Work to complete
Repeat each line of the material exactly.

— begin —

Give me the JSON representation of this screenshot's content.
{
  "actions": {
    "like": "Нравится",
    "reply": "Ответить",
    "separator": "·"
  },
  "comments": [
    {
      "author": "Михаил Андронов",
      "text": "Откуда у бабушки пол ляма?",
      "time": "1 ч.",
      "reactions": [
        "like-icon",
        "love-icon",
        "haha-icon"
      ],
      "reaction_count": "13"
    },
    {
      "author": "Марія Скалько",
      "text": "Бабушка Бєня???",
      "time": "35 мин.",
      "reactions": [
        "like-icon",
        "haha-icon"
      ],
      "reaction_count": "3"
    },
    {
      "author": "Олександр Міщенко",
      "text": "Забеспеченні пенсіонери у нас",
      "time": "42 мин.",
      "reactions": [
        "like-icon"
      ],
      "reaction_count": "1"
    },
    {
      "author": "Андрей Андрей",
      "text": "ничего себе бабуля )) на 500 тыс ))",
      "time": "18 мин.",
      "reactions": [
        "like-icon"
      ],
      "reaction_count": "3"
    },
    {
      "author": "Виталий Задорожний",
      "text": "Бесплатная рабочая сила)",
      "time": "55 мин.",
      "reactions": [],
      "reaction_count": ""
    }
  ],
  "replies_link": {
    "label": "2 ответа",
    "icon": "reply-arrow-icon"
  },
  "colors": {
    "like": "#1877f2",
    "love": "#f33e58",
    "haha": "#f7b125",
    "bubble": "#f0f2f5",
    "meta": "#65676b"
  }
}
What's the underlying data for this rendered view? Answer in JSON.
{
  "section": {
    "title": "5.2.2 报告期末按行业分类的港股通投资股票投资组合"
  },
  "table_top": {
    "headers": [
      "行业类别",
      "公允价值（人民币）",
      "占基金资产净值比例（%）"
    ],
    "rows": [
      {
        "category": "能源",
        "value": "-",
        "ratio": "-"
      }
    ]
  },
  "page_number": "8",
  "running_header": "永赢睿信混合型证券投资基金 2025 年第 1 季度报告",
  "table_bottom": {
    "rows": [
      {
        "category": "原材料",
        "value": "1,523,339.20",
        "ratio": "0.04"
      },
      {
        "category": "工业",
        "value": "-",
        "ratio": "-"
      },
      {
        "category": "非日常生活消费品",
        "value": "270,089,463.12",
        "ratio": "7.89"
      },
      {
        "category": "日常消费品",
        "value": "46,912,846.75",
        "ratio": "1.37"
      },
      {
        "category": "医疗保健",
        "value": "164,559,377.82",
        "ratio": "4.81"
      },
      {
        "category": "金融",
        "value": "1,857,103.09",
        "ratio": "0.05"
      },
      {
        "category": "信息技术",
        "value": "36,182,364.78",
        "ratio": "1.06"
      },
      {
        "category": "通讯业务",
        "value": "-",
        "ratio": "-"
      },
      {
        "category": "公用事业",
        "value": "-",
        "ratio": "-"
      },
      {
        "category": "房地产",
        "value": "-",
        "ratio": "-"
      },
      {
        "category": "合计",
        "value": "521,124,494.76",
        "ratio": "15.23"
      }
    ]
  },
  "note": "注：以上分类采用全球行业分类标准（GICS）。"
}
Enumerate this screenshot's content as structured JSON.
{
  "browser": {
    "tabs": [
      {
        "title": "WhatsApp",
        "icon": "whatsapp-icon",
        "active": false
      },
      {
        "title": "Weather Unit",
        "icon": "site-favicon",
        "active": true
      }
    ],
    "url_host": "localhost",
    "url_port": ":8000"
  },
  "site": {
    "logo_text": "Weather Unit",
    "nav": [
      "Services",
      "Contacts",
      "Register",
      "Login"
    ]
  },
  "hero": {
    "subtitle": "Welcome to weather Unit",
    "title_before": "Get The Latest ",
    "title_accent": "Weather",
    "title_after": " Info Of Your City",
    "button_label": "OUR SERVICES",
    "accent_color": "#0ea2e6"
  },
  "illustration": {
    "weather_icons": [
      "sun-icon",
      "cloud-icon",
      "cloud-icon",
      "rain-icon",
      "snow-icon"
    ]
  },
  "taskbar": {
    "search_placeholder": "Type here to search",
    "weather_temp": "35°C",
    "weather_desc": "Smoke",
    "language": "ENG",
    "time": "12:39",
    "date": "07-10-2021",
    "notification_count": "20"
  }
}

— end —

Result
Give me the JSON representation of this screenshot's content.
{
  "actions": {
    "like": "Нравится",
    "reply": "Ответить",
    "separator": "·"
  },
  "comments": [
    {
      "author": "Михаил Андронов",
      "text": "Откуда у бабушки пол ляма?",
      "time": "1 ч.",
      "reactions": [
        "like-icon",
        "love-icon",
        "haha-icon"
      ],
      "reaction_count": "13"
    },
    {
      "author": "Марія Скалько",
      "text": "Бабушка Бєня???",
      "time": "35 мин.",
      "reactions": [
        "like-icon",
        "haha-icon"
      ],
      "reaction_count": "3"
    },
    {
      "author": "Олександр Міщенко",
      "text": "Забеспеченні пенсіонери у нас",
      "time": "42 мин.",
      "reactions": [
        "like-icon"
      ],
      "reaction_count": "1"
    },
    {
      "author": "Андрей Андрей",
      "text": "ничего себе бабуля )) на 500 тыс ))",
      "time": "18 мин.",
      "reactions": [
        "like-icon"
      ],
      "reaction_count": "3"
    },
    {
      "author": "Виталий Задорожний",
      "text": "Бесплатная рабочая сила)",
      "time": "55 мин.",
      "reactions": [],
      "reaction_count": ""
    }
  ],
  "replies_link": {
    "label": "2 ответа",
    "icon": "reply-arrow-icon"
  },
  "colors": {
    "like": "#1877f2",
    "love": "#f33e58",
    "haha": "#f7b125",
    "bubble": "#f0f2f5",
    "meta": "#65676b"
  }
}
What's the underlying data for this rendered view? Answer in JSON.
{
  "section": {
    "title": "5.2.2 报告期末按行业分类的港股通投资股票投资组合"
  },
  "table_top": {
    "headers": [
      "行业类别",
      "公允价值（人民币）",
      "占基金资产净值比例（%）"
    ],
    "rows": [
      {
        "category": "能源",
        "value": "-",
        "ratio": "-"
      }
    ]
  },
  "page_number": "8",
  "running_header": "永赢睿信混合型证券投资基金 2025 年第 1 季度报告",
  "table_bottom": {
    "rows": [
      {
        "category": "原材料",
        "value": "1,523,339.20",
        "ratio": "0.04"
      },
      {
        "category": "工业",
        "value": "-",
        "ratio": "-"
      },
      {
        "category": "非日常生活消费品",
        "value": "270,089,463.12",
        "ratio": "7.89"
      },
      {
        "category": "日常消费品",
        "value": "46,912,846.75",
        "ratio": "1.37"
      },
      {
        "category": "医疗保健",
        "value": "164,559,377.82",
        "ratio": "4.81"
      },
      {
        "category": "金融",
        "value": "1,857,103.09",
        "ratio": "0.05"
      },
      {
        "category": "信息技术",
        "value": "36,182,364.78",
        "ratio": "1.06"
      },
      {
        "category": "通讯业务",
        "value": "-",
        "ratio": "-"
      },
      {
        "category": "公用事业",
        "value": "-",
        "ratio": "-"
      },
      {
        "category": "房地产",
        "value": "-",
        "ratio": "-"
      },
      {
        "category": "合计",
        "value": "521,124,494.76",
        "ratio": "15.23"
      }
    ]
  },
  "note": "注：以上分类采用全球行业分类标准（GICS）。"
}
Enumerate this screenshot's content as structured JSON.
{
  "browser": {
    "tabs": [
      {
        "title": "WhatsApp",
        "icon": "whatsapp-icon",
        "active": false
      },
      {
        "title": "Weather Unit",
        "icon": "site-favicon",
        "active": true
      }
    ],
    "url_host": "localhost",
    "url_port": ":8000"
  },
  "site": {
    "logo_text": "Weather Unit",
    "nav": [
      "Services",
      "Contacts",
      "Register",
      "Login"
    ]
  },
  "hero": {
    "subtitle": "Welcome to weather Unit",
    "title_before": "Get The Latest ",
    "title_accent": "Weather",
    "title_after": " Info Of Your City",
    "button_label": "OUR SERVICES",
    "accent_color": "#0ea2e6"
  },
  "illustration": {
    "weather_icons": [
      "sun-icon",
      "cloud-icon",
      "cloud-icon",
      "rain-icon",
      "snow-icon"
    ]
  },
  "taskbar": {
    "search_placeholder": "Type here to search",
    "weather_temp": "35°C",
    "weather_desc": "Smoke",
    "language": "ENG",
    "time": "12:39",
    "date": "07-10-2021",
    "notification_count": "20"
  }
}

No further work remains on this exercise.